(Records from a collection of figures)
┌──

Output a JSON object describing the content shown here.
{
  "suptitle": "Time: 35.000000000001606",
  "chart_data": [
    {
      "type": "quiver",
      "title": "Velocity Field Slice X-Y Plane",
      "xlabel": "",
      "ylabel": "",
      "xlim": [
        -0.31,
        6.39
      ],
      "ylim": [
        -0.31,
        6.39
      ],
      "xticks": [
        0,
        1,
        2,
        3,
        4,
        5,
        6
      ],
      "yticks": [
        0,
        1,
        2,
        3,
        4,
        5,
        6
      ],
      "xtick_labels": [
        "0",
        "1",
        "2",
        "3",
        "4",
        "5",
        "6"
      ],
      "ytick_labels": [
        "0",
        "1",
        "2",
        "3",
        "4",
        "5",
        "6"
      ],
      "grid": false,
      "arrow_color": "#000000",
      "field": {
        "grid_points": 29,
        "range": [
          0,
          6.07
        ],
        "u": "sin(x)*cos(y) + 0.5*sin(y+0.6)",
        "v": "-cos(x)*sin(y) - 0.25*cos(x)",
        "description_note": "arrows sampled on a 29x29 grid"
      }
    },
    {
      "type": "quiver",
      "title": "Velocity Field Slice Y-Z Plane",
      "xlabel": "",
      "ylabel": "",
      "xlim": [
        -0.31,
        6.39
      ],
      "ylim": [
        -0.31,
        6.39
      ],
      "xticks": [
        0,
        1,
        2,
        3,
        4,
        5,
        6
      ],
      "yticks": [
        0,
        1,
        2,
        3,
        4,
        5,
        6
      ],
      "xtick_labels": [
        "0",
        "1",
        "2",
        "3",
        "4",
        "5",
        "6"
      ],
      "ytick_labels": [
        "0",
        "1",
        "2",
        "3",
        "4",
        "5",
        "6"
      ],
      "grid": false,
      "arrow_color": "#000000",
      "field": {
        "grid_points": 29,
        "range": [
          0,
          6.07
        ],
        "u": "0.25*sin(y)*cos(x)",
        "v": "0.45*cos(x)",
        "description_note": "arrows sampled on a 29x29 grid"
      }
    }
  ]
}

└──

Copy each line above where the string "Plane" occurs.

      "title": "Velocity Field Slice X-Y Plane",
      "title": "Velocity Field Slice Y-Z Plane",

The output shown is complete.